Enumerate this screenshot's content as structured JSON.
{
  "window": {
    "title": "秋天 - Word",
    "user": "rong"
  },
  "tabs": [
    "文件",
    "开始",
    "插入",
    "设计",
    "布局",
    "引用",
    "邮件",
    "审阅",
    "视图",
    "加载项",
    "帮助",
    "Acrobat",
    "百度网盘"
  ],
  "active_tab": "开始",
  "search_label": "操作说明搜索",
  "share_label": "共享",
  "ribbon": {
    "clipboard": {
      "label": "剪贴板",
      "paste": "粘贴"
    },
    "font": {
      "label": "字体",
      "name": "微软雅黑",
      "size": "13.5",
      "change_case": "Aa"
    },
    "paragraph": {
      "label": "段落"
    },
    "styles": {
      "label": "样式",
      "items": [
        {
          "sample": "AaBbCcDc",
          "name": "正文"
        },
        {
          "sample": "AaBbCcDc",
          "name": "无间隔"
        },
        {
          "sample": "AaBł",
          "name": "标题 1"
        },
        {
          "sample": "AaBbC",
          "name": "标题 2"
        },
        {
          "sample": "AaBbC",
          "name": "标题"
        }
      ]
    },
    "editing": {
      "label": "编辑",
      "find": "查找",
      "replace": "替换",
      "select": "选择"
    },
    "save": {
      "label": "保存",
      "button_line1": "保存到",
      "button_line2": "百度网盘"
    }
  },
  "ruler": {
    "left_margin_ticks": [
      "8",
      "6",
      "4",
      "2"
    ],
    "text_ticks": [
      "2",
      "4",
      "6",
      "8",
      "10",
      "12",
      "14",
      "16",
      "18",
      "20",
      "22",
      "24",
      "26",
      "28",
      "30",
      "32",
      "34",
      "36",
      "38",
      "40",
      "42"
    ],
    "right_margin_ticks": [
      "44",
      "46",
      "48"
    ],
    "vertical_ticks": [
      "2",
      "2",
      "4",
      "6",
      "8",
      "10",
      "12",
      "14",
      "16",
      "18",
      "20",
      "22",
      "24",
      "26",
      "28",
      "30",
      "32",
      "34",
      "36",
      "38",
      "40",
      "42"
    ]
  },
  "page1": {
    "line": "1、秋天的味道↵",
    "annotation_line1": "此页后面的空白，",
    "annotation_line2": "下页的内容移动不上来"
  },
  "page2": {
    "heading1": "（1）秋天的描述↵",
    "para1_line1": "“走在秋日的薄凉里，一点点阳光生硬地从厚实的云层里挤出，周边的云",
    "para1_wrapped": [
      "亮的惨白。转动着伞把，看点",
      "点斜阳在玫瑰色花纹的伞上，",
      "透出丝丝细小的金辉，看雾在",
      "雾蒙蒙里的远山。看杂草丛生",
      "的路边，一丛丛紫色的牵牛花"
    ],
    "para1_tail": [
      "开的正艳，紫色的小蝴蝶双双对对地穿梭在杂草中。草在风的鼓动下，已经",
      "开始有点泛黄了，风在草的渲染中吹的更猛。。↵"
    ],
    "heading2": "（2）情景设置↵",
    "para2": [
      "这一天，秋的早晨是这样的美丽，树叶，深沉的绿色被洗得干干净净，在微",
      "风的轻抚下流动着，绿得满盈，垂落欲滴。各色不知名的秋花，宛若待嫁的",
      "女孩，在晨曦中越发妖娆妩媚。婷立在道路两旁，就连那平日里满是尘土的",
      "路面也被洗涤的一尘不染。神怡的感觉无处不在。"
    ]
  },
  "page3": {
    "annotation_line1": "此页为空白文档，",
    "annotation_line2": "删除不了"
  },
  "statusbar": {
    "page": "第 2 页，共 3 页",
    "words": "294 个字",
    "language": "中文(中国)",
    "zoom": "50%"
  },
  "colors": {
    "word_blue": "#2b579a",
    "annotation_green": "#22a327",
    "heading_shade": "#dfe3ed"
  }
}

[What is expected]:
Check every line of the records above for the string "name" and say how many contain it, giving the number alone.

[Complete response]:
6